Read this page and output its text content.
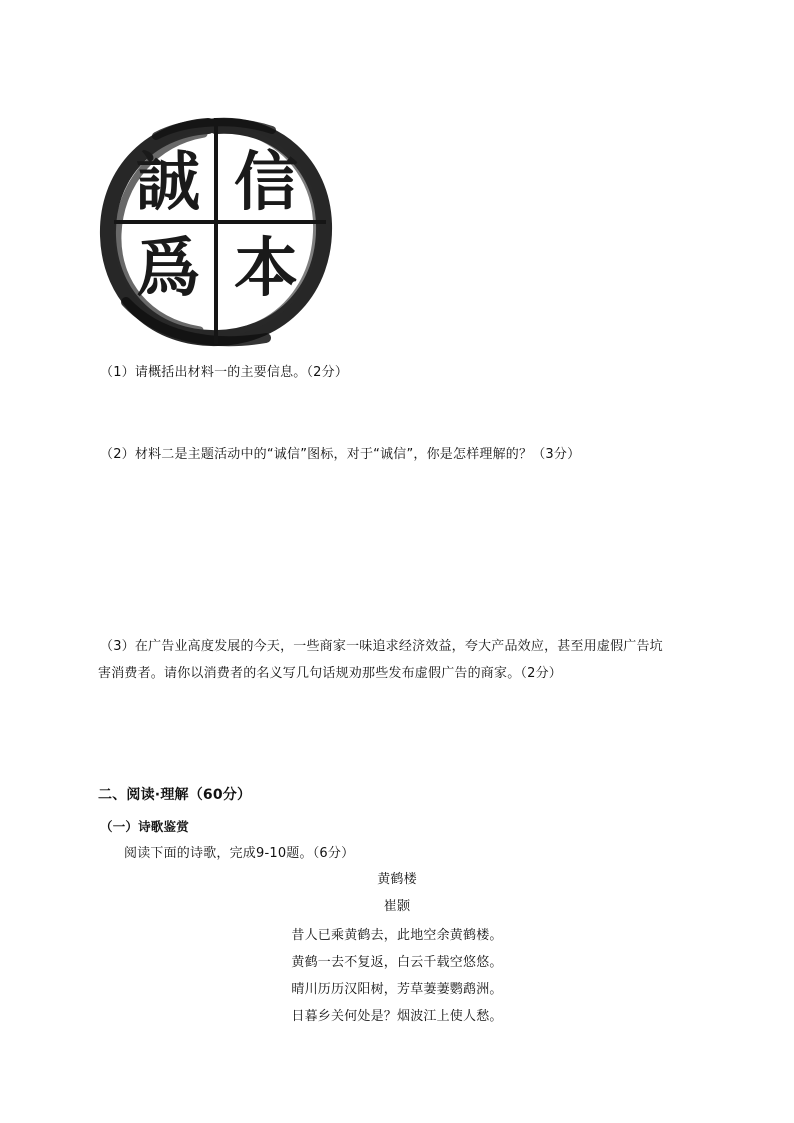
誠 信
爲 本
（1）请概括出材料一的主要信息。（2分）
（2）材料二是主题活动中的“诚信”图标，对于“诚信”，你是怎样理解的？（3分）
（3）在广告业高度发展的今天，一些商家一味追求经济效益，夸大产品效应，甚至用虚假广告坑
害消费者。请你以消费者的名义写几句话规劝那些发布虚假广告的商家。（2分）
二、阅读·理解（60分）
（一）诗歌鉴赏
阅读下面的诗歌，完成9-10题。（6分）
黄鹤楼
崔颢
昔人已乘黄鹤去，此地空余黄鹤楼。
黄鹤一去不复返，白云千载空悠悠。
晴川历历汉阳树，芳草萋萋鹦鹉洲。
日暮乡关何处是？烟波江上使人愁。
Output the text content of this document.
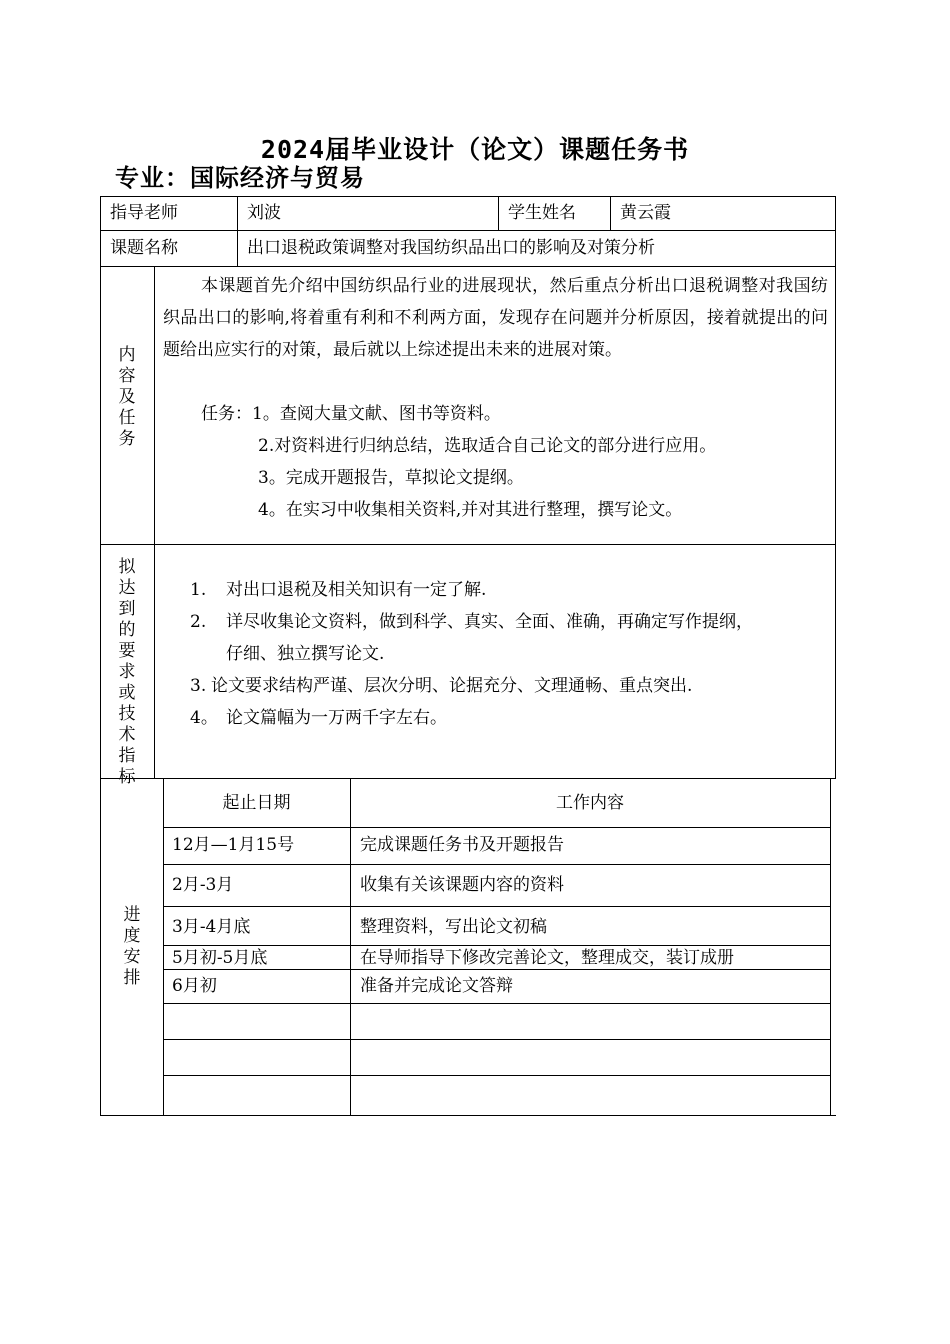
2024届毕业设计（论文）课题任务书
专业：国际经济与贸易
指导老师	刘波	学生姓名	黄云霞
课题名称	出口退税政策调整对我国纺织品出口的影响及对策分析
内容及任务
本课题首先介绍中国纺织品行业的进展现状，然后重点分析出口退税调整对我国纺织品出口的影响,将着重有利和不利两方面，发现存在问题并分析原因，接着就提出的问题给出应实行的对策，最后就以上综述提出未来的进展对策。
任务：1。查阅大量文献、图书等资料。
2.对资料进行归纳总结，选取适合自己论文的部分进行应用。
3。完成开题报告，草拟论文提纲。
4。在实习中收集相关资料,并对其进行整理，撰写论文。
拟达到的要求或技术指标
1. 对出口退税及相关知识有一定了解.
2. 详尽收集论文资料，做到科学、真实、全面、准确，再确定写作提纲，
仔细、独立撰写论文.
3. 论文要求结构严谨、层次分明、论据充分、文理通畅、重点突出.
4。 论文篇幅为一万两千字左右。
进度安排
起止日期	工作内容
12月—1月15号	完成课题任务书及开题报告
2月-3月	收集有关该课题内容的资料
3月-4月底	整理资料，写出论文初稿
5月初-5月底	在导师指导下修改完善论文，整理成交，装订成册
6月初	准备并完成论文答辩
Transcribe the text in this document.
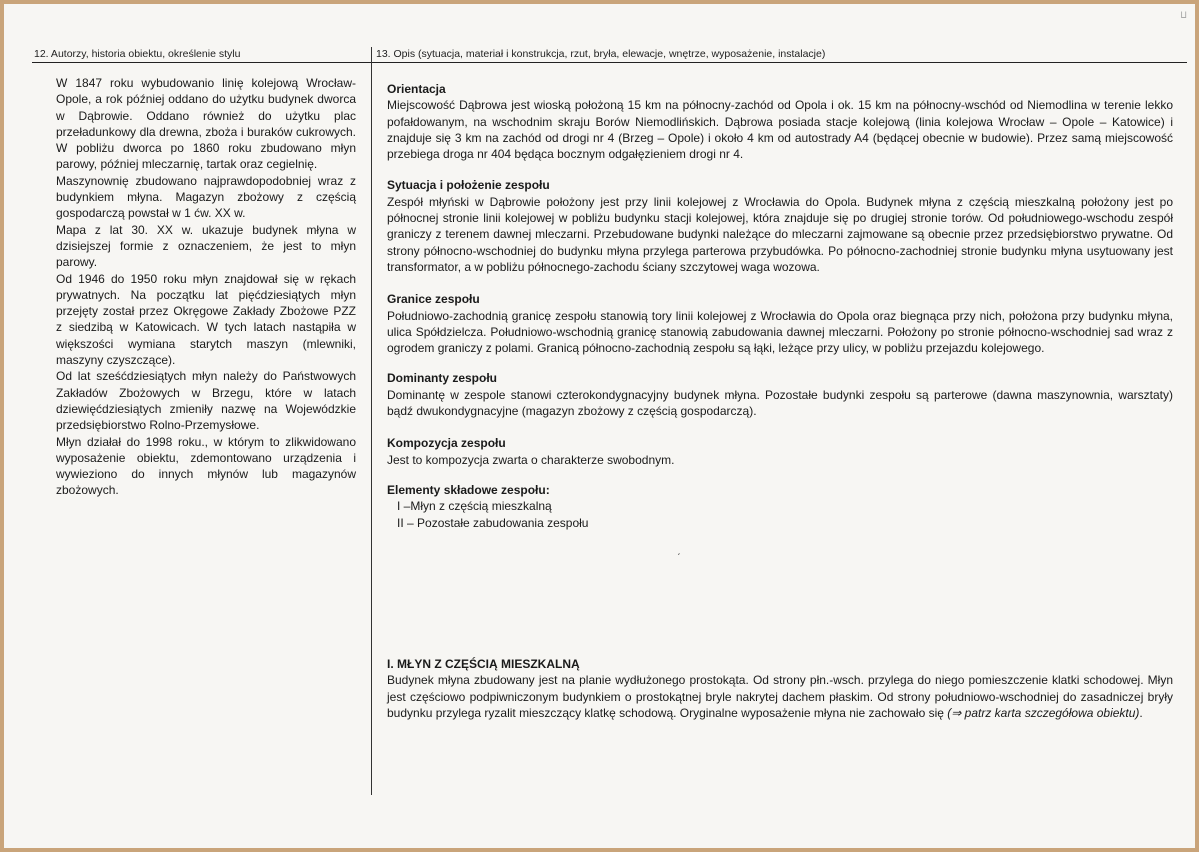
ⵡ
12. Autorzy, historia obiektu, określenie stylu	13. Opis (sytuacja, materiał i konstrukcja, rzut, bryła, elewacje, wnętrze, wyposażenie, instalacje)

W 1847 roku wybudowanio linię kolejową Wrocław-Opole, a rok później oddano do użytku budynek dworca w Dąbrowie. Oddano również do użytku plac przeładunkowy dla drewna, zboża i buraków cukrowych. W pobliżu dworca po 1860 roku zbudowano młyn parowy, później mleczarnię, tartak oraz cegielnię.

Maszynownię zbudowano najprawdopodobniej wraz z budynkiem młyna. Magazyn zbożowy z częścią gospodarczą powstał w 1 ćw. XX w.

Mapa z lat 30. XX w. ukazuje budynek młyna w dzisiejszej formie z oznaczeniem, że jest to młyn parowy.

Od 1946 do 1950 roku młyn znajdował się w rękach prywatnych. Na początku lat pięćdziesiątych młyn przejęty został przez Okręgowe Zakłady Zbożowe PZZ z siedzibą w Katowicach. W tych latach nastąpiła w większości wymiana starytch maszyn (mlewniki, maszyny czyszczące).

Od lat sześćdziesiątych młyn należy do Państwowych Zakładów Zbożowych w Brzegu, które w latach dziewięćdziesiątych zmieniły nazwę na Wojewódzkie przedsiębiorstwo Rolno-Przemysłowe.

Młyn działał do 1998 roku., w którym to zlikwidowano wyposażenie obiektu, zdemontowano urządzenia i wywieziono do innych młynów lub magazynów zbożowych.

Orientacja

Miejscowość Dąbrowa jest wioską położoną 15 km na północny-zachód od Opola i ok. 15 km na północny-wschód od Niemodlina w terenie lekko pofałdowanym, na wschodnim skraju Borów Niemodlińskich. Dąbrowa posiada stacje kolejową (linia kolejowa Wrocław – Opole – Katowice) i znajduje się 3 km na zachód od drogi nr 4 (Brzeg – Opole) i około 4 km od autostrady A4 (będącej obecnie w budowie). Przez samą miejscowość przebiega droga nr 404 będąca bocznym odgałęzieniem drogi nr 4.

Sytuacja i położenie zespołu

Zespół młyński w Dąbrowie położony jest przy linii kolejowej z Wrocławia do Opola. Budynek młyna z częścią mieszkalną położony jest po północnej stronie linii kolejowej w pobliżu budynku stacji kolejowej, która znajduje się po drugiej stronie torów. Od południowego-wschodu zespół graniczy z terenem dawnej mleczarni. Przebudowane budynki należące do mleczarni zajmowane są obecnie przez przedsiębiorstwo prywatne. Od strony północno-wschodniej do budynku młyna przylega parterowa przybudówka. Po północno-zachodniej stronie budynku młyna usytuowany jest transformator, a w pobliżu północnego-zachodu ściany szczytowej waga wozowa.

Granice zespołu

Południowo-zachodnią granicę zespołu stanowią tory linii kolejowej z Wrocławia do Opola oraz biegnąca przy nich, położona przy budynku młyna, ulica Spółdzielcza. Południowo-wschodnią granicę stanowią zabudowania dawnej mleczarni. Położony po stronie północno-wschodniej sad wraz z ogrodem graniczy z polami. Granicą północno-zachodnią zespołu są łąki, leżące przy ulicy, w pobliżu przejazdu kolejowego.

Dominanty zespołu

Dominantę w zespole stanowi czterokondygnacyjny budynek młyna. Pozostałe budynki zespołu są parterowe (dawna maszynownia, warsztaty) bądź dwukondygnacyjne (magazyn zbożowy z częścią gospodarczą).

Kompozycja zespołu

Jest to kompozycja zwarta o charakterze swobodnym.

Elementy składowe zespołu:
I –Młyn z częścią mieszkalną
II – Pozostałe zabudowania zespołu
ˏ
I. MŁYN Z CZĘŚCIĄ MIESZKALNĄ

Budynek młyna zbudowany jest na planie wydłużonego prostokąta. Od strony płn.-wsch. przylega do niego pomieszczenie klatki schodowej. Młyn jest częściowo podpiwniczonym budynkiem o prostokątnej bryle nakrytej dachem płaskim. Od strony południowo-wschodniej do zasadniczej bryły budynku przylega ryzalit mieszczący klatkę schodową. Oryginalne wyposażenie młyna nie zachowało się (⇒ patrz karta szczegółowa obiektu).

▶ [Goal] Copy every single line of the material above that holds "zabudowania".

▶ [Reply to the exercise]
Południowo-zachodnią granicę zespołu stanowią tory linii kolejowej z Wrocławia do Opola oraz biegnąca przy nich, położona przy budynku młyna, ulica Spółdzielcza. Południowo-wschodnią granicę stanowią zabudowania dawnej mleczarni. Położony po stronie północno-wschodniej sad wraz z ogrodem graniczy z polami. Granicą północno-zachodnią zespołu są łąki, leżące przy ulicy, w pobliżu przejazdu kolejowego.
II – Pozostałe zabudowania zespołu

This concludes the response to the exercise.